Problem details:
Quote everything in the depth camera passage from "Fruit Ninja is" down to "physical and interactive.", word for word.

Source passage:
Media Capture Depth Stream Extension

From W3C Wiki

Abstract

This document discusses use cases and requirements for accessing depth stream from a depth camera. It is assumed this functionality will be defined in an extension specification layered on top of the existing getUserMedia API.

Overview

Depth cameras have become popular in the consumer market with devices such as the Kinect [1] and Creative Senz3D [2]. There are three main depth sensing technologies:

  1. stereo cameras [3],
  2. time-of-flight cameras [4] and
  3. structured light cameras [5].

Based on these technologies, depth cameras are able to provide a depth map, which provides the distance information between points on an object's surface and the camera. Some cameras are also able to provide a synchronized RGB image along with a depth map. According to [6], depth information is able to enhance the RGB-only computer vision in robustness and performance. As discussed in [7], the depth information can also be used for "free viewpoint" video rendering that can help create immersive conferencing.

Use Cases

An HTML5 "Fruit Ninja" style video game with hand gesture
  • UC1: An HTML5 "Fruit Ninja" style Video Game with Hand Gesture (depth stream processing).

Fruit Ninja is a popular video game. In this game, users are tasked to cut the flying on-screen fruit. At same time, users must try to avoid cutting any bombs that fly by which will then explode and end the game. An HTML5 "Fruit Ninja" style video game is able to run on different devices with different input methods. On traditional personal computers, users use their mouse or pointing device to control the blade and cut the flying fruit. On phones or tablets, users use their touch screen to cut the flying fruit. On devices with depth camera, users could wave their bare hands to cut the flying fruit making the game more physical and interactive.

Bob launches the HTML5 "Fruit Ninja" style video game in a browser running on a device connected to a depth camera. The browser notifies Bob that this site wants to access the depth camera. Bob grants permission for this access. Then the game's user interface instructs Bob that he can now wave his hand around in front of the depth camera to cut the flying fruit. The game's user interface can also blend a contour of Bob's body into the game's scene to help him locate his position and improve the game play. Bob then waves one of his hands to cut an apple on the start screen in order to start the game. Bob is now able to interact with the game by waving his hands around to cut the flying fruit.

For another example of a video game with hand gesture tracking, see the demonstration video. The Google Glass team have also released a game that delivers this type of interaction called Shape Splitter. While this currently uses image processing, it shows that this interaction model is very relevant in wearable devices too.

Requirements (see below): PD1, LMD1, LMD2 and LMD3.


  • UC2: 3D object scan (RGB and depth fusion).

Alice is an artist producing handicrafts and selling them via an online consumer-to-consumer shopping site. The shopping site enables Alice to capture and upload 2D images of her products using a standard RGB camera. And this site also allows users to create 3D models of their products if a combined "RGB and depth" camera is available. After Alice clicks the "create a 3D model" button of the shopping site, the browser asks for permission to access the combined color and depth camera. Alice grants permission for this access. Then the site shows Alice a preview widget which fuses the RGB video and depth map into a 3D scene. The site asks Alice to move the combined colour and depth camera around to scan her product. The preview widget shows an indicator to let Alice know if she is moving is too fast or too slow. After the scanning is complete the site creates a 3D model with a color texture map of Alice's product. After Alice checks and approves her 3D model, it is uploaded to the shopping site. Now potential customers are able to view a rich 3D representation of Alice's product.

Data shown:
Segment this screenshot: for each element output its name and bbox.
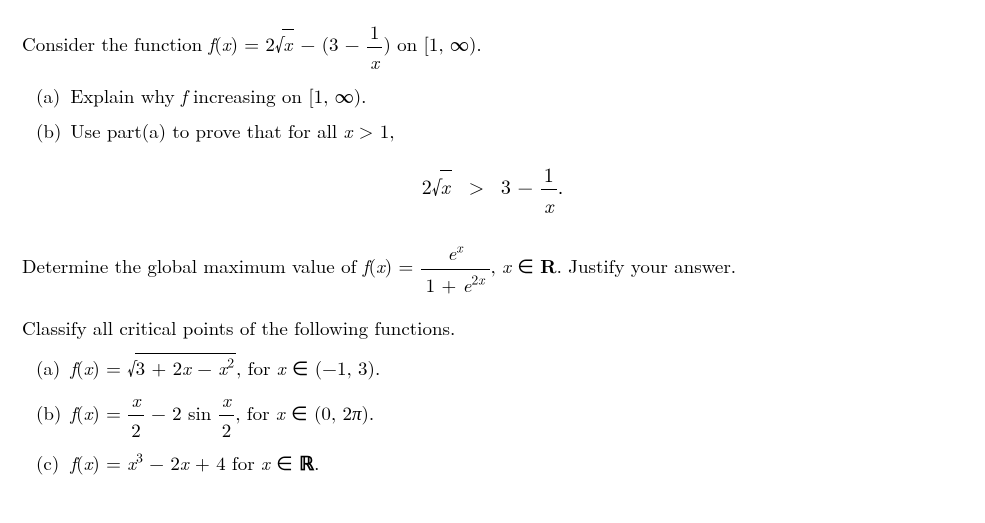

Reply to the exercise:
Fruit Ninja is a popular video game. In this game, users are tasked to cut the flying on-screen fruit. At same time, users must try to avoid cutting any bombs that fly by which will then explode and end the game. An HTML5 "Fruit Ninja" style video game is able to run on different devices with different input methods. On traditional personal computers, users use their mouse or pointing device to control the blade and cut the flying fruit. On phones or tablets, users use their touch screen to cut the flying fruit. On devices with depth camera, users could wave their bare hands to cut the flying fruit making the game more physical and interactive.